Dataset listings of figures
+===+

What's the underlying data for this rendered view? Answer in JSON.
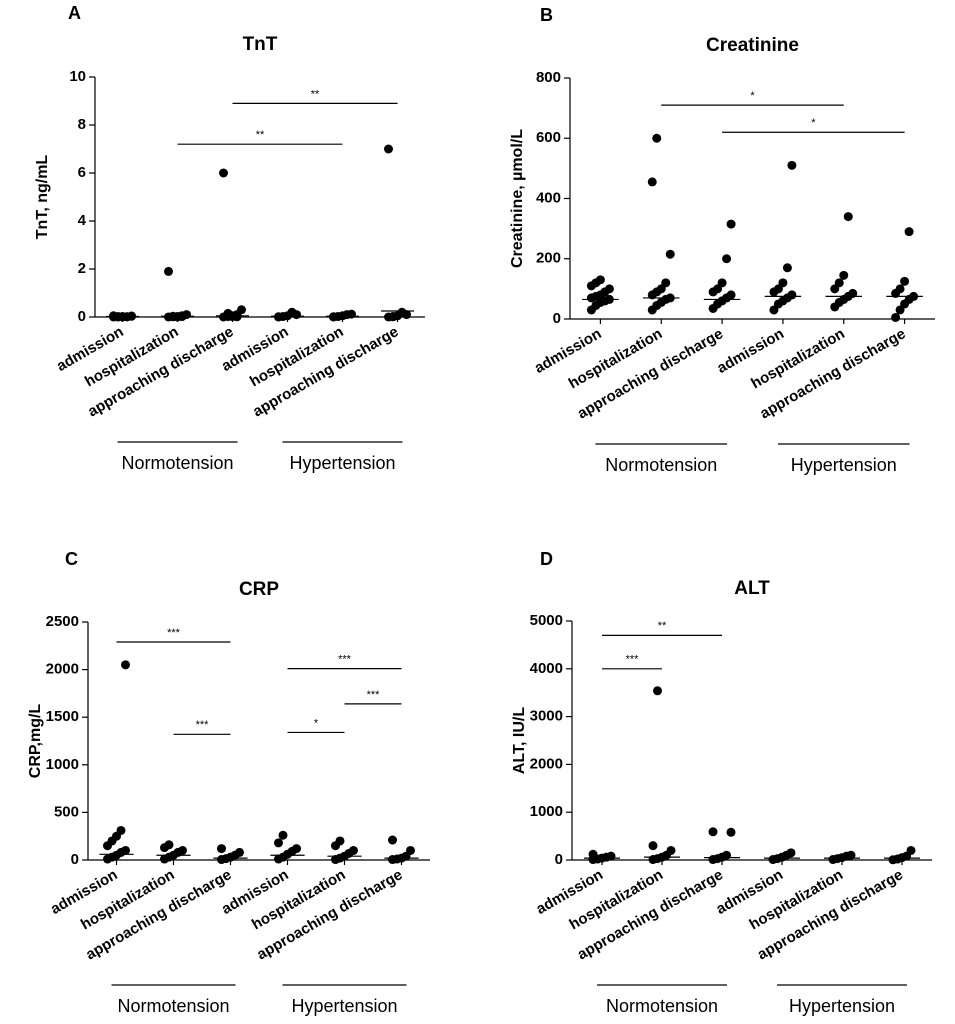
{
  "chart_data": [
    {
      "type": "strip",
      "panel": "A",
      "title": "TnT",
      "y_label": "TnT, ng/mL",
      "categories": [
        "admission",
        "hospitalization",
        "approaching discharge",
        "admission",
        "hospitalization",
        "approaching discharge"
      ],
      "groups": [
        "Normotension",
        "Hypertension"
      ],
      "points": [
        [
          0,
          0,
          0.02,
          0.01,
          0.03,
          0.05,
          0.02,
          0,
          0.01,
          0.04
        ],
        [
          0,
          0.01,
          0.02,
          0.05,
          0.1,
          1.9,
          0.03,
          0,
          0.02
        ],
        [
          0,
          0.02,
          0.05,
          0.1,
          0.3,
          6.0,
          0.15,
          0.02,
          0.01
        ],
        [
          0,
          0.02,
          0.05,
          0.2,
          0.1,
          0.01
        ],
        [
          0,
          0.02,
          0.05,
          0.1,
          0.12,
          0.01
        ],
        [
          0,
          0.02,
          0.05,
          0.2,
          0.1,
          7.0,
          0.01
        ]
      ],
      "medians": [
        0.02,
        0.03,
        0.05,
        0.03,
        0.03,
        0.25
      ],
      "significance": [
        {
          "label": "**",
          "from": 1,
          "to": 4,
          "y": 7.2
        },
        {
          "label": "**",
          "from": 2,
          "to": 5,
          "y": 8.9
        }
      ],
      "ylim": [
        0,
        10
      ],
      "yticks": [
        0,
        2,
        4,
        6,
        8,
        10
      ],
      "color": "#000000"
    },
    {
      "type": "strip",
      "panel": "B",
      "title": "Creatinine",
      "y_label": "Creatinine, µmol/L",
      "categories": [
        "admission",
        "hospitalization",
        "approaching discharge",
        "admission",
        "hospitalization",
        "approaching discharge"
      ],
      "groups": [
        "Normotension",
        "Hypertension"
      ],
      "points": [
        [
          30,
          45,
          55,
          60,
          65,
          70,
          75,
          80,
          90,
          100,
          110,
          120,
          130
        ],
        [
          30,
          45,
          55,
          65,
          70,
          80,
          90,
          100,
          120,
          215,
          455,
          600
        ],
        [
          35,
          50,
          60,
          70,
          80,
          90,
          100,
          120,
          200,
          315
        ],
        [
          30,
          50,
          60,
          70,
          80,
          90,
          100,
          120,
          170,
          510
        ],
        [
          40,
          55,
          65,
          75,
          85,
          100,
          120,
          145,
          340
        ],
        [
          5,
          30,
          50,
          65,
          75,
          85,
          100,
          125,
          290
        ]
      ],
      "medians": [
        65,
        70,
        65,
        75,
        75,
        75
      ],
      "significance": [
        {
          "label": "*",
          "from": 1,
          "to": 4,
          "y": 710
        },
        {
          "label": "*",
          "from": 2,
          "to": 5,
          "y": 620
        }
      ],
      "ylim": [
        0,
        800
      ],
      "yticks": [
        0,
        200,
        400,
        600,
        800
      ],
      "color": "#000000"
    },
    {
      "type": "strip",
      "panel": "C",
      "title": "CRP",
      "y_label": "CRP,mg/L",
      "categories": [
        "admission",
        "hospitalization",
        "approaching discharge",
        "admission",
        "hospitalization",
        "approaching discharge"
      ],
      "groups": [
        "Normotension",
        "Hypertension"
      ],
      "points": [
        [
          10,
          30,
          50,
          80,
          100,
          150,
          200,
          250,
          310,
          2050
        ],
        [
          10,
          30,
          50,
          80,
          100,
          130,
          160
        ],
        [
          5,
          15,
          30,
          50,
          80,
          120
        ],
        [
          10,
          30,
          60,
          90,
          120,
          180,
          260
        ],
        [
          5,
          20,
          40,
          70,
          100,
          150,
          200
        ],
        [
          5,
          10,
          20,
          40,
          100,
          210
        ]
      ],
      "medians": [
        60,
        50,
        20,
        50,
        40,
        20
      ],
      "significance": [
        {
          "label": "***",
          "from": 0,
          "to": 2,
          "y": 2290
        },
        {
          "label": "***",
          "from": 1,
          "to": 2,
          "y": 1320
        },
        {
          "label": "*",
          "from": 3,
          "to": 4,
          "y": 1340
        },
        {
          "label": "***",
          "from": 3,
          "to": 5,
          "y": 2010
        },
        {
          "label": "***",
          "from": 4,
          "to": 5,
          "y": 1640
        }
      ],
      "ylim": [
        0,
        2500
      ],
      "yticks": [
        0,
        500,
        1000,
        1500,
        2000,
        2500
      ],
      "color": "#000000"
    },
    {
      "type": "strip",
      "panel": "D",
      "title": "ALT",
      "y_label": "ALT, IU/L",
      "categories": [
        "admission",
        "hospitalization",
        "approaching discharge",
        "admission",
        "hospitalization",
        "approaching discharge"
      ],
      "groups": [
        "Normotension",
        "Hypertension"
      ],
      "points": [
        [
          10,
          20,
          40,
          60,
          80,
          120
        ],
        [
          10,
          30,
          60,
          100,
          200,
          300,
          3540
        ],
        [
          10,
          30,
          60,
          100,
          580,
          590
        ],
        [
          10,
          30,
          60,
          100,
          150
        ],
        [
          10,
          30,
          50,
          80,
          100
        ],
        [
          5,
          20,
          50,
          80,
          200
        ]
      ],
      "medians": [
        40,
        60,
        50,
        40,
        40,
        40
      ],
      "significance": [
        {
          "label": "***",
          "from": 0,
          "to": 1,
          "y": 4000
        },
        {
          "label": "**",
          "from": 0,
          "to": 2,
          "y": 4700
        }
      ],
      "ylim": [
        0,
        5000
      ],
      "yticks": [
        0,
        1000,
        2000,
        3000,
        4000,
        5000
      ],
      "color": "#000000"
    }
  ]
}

+===+

== Stated task ==
Give every record back exactly as it reads, with no images.

== Solution to this problem ==
What's the underlying data for this rendered view? Answer in JSON.
{
  "chart_data": [
    {
      "type": "strip",
      "panel": "A",
      "title": "TnT",
      "y_label": "TnT, ng/mL",
      "categories": [
        "admission",
        "hospitalization",
        "approaching discharge",
        "admission",
        "hospitalization",
        "approaching discharge"
      ],
      "groups": [
        "Normotension",
        "Hypertension"
      ],
      "points": [
        [
          0,
          0,
          0.02,
          0.01,
          0.03,
          0.05,
          0.02,
          0,
          0.01,
          0.04
        ],
        [
          0,
          0.01,
          0.02,
          0.05,
          0.1,
          1.9,
          0.03,
          0,
          0.02
        ],
        [
          0,
          0.02,
          0.05,
          0.1,
          0.3,
          6.0,
          0.15,
          0.02,
          0.01
        ],
        [
          0,
          0.02,
          0.05,
          0.2,
          0.1,
          0.01
        ],
        [
          0,
          0.02,
          0.05,
          0.1,
          0.12,
          0.01
        ],
        [
          0,
          0.02,
          0.05,
          0.2,
          0.1,
          7.0,
          0.01
        ]
      ],
      "medians": [
        0.02,
        0.03,
        0.05,
        0.03,
        0.03,
        0.25
      ],
      "significance": [
        {
          "label": "**",
          "from": 1,
          "to": 4,
          "y": 7.2
        },
        {
          "label": "**",
          "from": 2,
          "to": 5,
          "y": 8.9
        }
      ],
      "ylim": [
        0,
        10
      ],
      "yticks": [
        0,
        2,
        4,
        6,
        8,
        10
      ],
      "color": "#000000"
    },
    {
      "type": "strip",
      "panel": "B",
      "title": "Creatinine",
      "y_label": "Creatinine, µmol/L",
      "categories": [
        "admission",
        "hospitalization",
        "approaching discharge",
        "admission",
        "hospitalization",
        "approaching discharge"
      ],
      "groups": [
        "Normotension",
        "Hypertension"
      ],
      "points": [
        [
          30,
          45,
          55,
          60,
          65,
          70,
          75,
          80,
          90,
          100,
          110,
          120,
          130
        ],
        [
          30,
          45,
          55,
          65,
          70,
          80,
          90,
          100,
          120,
          215,
          455,
          600
        ],
        [
          35,
          50,
          60,
          70,
          80,
          90,
          100,
          120,
          200,
          315
        ],
        [
          30,
          50,
          60,
          70,
          80,
          90,
          100,
          120,
          170,
          510
        ],
        [
          40,
          55,
          65,
          75,
          85,
          100,
          120,
          145,
          340
        ],
        [
          5,
          30,
          50,
          65,
          75,
          85,
          100,
          125,
          290
        ]
      ],
      "medians": [
        65,
        70,
        65,
        75,
        75,
        75
      ],
      "significance": [
        {
          "label": "*",
          "from": 1,
          "to": 4,
          "y": 710
        },
        {
          "label": "*",
          "from": 2,
          "to": 5,
          "y": 620
        }
      ],
      "ylim": [
        0,
        800
      ],
      "yticks": [
        0,
        200,
        400,
        600,
        800
      ],
      "color": "#000000"
    },
    {
      "type": "strip",
      "panel": "C",
      "title": "CRP",
      "y_label": "CRP,mg/L",
      "categories": [
        "admission",
        "hospitalization",
        "approaching discharge",
        "admission",
        "hospitalization",
        "approaching discharge"
      ],
      "groups": [
        "Normotension",
        "Hypertension"
      ],
      "points": [
        [
          10,
          30,
          50,
          80,
          100,
          150,
          200,
          250,
          310,
          2050
        ],
        [
          10,
          30,
          50,
          80,
          100,
          130,
          160
        ],
        [
          5,
          15,
          30,
          50,
          80,
          120
        ],
        [
          10,
          30,
          60,
          90,
          120,
          180,
          260
        ],
        [
          5,
          20,
          40,
          70,
          100,
          150,
          200
        ],
        [
          5,
          10,
          20,
          40,
          100,
          210
        ]
      ],
      "medians": [
        60,
        50,
        20,
        50,
        40,
        20
      ],
      "significance": [
        {
          "label": "***",
          "from": 0,
          "to": 2,
          "y": 2290
        },
        {
          "label": "***",
          "from": 1,
          "to": 2,
          "y": 1320
        },
        {
          "label": "*",
          "from": 3,
          "to": 4,
          "y": 1340
        },
        {
          "label": "***",
          "from": 3,
          "to": 5,
          "y": 2010
        },
        {
          "label": "***",
          "from": 4,
          "to": 5,
          "y": 1640
        }
      ],
      "ylim": [
        0,
        2500
      ],
      "yticks": [
        0,
        500,
        1000,
        1500,
        2000,
        2500
      ],
      "color": "#000000"
    },
    {
      "type": "strip",
      "panel": "D",
      "title": "ALT",
      "y_label": "ALT, IU/L",
      "categories": [
        "admission",
        "hospitalization",
        "approaching discharge",
        "admission",
        "hospitalization",
        "approaching discharge"
      ],
      "groups": [
        "Normotension",
        "Hypertension"
      ],
      "points": [
        [
          10,
          20,
          40,
          60,
          80,
          120
        ],
        [
          10,
          30,
          60,
          100,
          200,
          300,
          3540
        ],
        [
          10,
          30,
          60,
          100,
          580,
          590
        ],
        [
          10,
          30,
          60,
          100,
          150
        ],
        [
          10,
          30,
          50,
          80,
          100
        ],
        [
          5,
          20,
          50,
          80,
          200
        ]
      ],
      "medians": [
        40,
        60,
        50,
        40,
        40,
        40
      ],
      "significance": [
        {
          "label": "***",
          "from": 0,
          "to": 1,
          "y": 4000
        },
        {
          "label": "**",
          "from": 0,
          "to": 2,
          "y": 4700
        }
      ],
      "ylim": [
        0,
        5000
      ],
      "yticks": [
        0,
        1000,
        2000,
        3000,
        4000,
        5000
      ],
      "color": "#000000"
    }
  ]
}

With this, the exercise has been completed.